SUPPLIED PASSAGE
[Start of section]

[History of the United Netherlands 1584-1609 by John Lothrop Motley]@TWC D-Link bookHistory of the United Netherlands 1584-1609 CHAPTER XIX 64/76
"Finding it to come thus scantily," said Howard, "it breeds a marvellous alteration among them." But more dangerous than the pestilence or the discontent was the misunderstanding which existed at the moment between the leading admirals of the English fleet.
Not only was Seymour angry with Howard, but Hawkins and Frobisher were at daggers drawn with Drake; and Sir Martin--if contemporary, affidavits can be trusted--did not scruple to heap the most virulent abuse upon Sir Francis, calling him, in language better fitted for the forecastle than the quarter-deck, a thief and a coward, for appropriating the ransom for Don Pedro Valdez in which both Frobisher and Hawkins claimed at least an equal share with himself. And anxious enough was the Lord-Admiral with his sailors perishing by pestilence, with many of his ships so weakly manned that as Lord Henry Seymour declared there were not mariners enough to weigh the anchors, and with the great naval heroes, on whose efforts the safety of the realm depended, wrangling like fisherwomen among themselves, when rumours came, as they did almost daily, of the return of the Spanish Armada, and of new demonstrations on the part of Farnese.
He was naturally unwilling that the fruits of English valour on the seas should now be sacrificed by the false economy of the government.
He felt that, after all that had been endured and accomplished, the Queen and her counsellors were still capable of leaving England at the mercy of a renewed attempt, "I know not what you think at the court," said he; "but I think, and so do all here, that there cannot be too great forces maintained for the next five or six weeks.
God knoweth whether the Spanish fleet will not, after refreshing themselves in Norway; Denmark, and the Orkneys, return.

[End of section]

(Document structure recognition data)

[Start of section]

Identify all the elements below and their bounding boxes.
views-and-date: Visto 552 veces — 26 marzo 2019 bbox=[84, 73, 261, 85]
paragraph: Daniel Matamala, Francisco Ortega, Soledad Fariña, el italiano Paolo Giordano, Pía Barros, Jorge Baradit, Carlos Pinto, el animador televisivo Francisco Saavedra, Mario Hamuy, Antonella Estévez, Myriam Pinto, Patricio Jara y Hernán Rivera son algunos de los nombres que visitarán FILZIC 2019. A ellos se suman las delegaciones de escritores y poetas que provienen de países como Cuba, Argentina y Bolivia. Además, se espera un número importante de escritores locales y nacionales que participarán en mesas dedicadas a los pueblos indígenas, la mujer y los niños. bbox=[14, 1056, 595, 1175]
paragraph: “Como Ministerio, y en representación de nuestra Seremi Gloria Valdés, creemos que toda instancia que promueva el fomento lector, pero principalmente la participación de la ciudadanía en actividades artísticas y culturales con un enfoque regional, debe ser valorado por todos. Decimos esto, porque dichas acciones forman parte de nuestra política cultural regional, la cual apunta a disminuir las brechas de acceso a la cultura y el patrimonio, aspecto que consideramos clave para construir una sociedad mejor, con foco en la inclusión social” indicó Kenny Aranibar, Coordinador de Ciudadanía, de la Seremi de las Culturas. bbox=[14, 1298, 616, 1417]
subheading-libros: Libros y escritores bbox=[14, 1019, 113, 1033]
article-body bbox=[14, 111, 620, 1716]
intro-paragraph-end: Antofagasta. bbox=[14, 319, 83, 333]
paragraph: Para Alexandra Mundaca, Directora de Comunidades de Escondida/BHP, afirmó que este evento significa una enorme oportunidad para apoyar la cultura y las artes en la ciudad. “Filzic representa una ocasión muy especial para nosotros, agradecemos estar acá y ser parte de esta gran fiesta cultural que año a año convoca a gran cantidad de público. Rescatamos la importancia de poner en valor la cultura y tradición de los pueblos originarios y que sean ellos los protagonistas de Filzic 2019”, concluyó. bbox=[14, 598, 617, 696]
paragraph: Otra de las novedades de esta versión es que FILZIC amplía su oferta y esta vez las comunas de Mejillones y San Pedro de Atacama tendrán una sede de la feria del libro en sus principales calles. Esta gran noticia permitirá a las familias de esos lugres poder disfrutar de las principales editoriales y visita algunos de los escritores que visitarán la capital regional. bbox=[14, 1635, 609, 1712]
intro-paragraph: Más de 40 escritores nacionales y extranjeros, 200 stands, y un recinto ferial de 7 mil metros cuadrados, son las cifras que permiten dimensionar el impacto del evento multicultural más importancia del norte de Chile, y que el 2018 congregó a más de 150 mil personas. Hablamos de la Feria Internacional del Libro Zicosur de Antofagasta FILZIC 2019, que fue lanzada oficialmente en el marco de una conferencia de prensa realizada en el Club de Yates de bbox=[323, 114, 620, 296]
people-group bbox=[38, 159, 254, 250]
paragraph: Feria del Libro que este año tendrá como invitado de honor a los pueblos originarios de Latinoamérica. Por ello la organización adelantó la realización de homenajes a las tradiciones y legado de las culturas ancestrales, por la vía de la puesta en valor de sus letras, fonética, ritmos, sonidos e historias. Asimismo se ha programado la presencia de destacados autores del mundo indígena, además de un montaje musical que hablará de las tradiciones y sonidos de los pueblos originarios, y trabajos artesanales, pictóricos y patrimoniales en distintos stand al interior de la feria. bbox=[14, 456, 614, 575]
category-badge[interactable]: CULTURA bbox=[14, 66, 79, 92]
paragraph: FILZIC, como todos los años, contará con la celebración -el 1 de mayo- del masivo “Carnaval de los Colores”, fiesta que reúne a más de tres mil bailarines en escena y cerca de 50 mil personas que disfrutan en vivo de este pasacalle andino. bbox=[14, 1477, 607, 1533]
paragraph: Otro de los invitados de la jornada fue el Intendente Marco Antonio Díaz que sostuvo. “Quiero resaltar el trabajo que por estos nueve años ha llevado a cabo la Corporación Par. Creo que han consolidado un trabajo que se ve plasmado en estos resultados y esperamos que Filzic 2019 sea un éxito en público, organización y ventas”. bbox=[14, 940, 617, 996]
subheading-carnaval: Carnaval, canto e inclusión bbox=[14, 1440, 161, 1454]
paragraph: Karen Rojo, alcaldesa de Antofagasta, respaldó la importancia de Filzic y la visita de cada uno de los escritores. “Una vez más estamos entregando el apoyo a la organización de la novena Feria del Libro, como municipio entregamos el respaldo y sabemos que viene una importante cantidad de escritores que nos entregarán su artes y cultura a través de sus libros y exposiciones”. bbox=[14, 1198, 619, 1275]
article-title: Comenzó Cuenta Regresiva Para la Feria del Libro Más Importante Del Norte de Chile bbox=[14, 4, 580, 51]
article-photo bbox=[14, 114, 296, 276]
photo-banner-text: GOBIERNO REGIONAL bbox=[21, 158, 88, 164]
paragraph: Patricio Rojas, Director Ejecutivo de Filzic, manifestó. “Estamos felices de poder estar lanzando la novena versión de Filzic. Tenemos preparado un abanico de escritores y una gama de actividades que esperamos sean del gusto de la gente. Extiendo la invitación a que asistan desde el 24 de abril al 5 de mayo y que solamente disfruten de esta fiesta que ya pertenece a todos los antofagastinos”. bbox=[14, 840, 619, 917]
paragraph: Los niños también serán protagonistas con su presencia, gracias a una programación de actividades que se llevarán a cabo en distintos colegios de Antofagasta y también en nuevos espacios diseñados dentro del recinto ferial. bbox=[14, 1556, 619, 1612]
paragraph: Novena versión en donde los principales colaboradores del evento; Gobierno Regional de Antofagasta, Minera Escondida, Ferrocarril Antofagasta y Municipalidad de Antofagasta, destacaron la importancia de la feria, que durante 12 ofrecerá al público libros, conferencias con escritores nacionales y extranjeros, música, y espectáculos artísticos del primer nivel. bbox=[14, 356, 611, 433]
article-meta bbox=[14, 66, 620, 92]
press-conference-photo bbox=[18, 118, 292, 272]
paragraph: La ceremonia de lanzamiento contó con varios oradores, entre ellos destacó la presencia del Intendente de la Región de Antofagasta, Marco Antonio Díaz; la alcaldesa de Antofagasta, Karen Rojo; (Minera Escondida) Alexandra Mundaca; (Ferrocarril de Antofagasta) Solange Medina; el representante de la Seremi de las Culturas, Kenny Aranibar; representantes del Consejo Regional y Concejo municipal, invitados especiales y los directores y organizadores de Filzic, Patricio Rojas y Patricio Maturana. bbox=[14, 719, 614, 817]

[End of section]

WORK TO BE COMPLETED
Decide whether each statement below agrees with the passage on the English fleet, answering yes or no and quoting the deciding words of the passage. 1. Hawkins and Frobisher were at odds with Drake. 2. Sir Martin called Sir Francis a thief and a coward over the ransom for Don Pedro Valdez. 3. Lord Henry Seymour declared that the ships had more than enough mariners.

RESULT OF THE TASK
1. Yes: "Hawkins and Frobisher were at daggers drawn with Drake"
2. Yes: "calling him, in language better fitted for the forecastle than the quarter-deck, a thief and a coward, for appropriating the ransom for Don Pedro Valdez"
3. No: "as Lord Henry Seymour declared there were not mariners enough to weigh the anchors"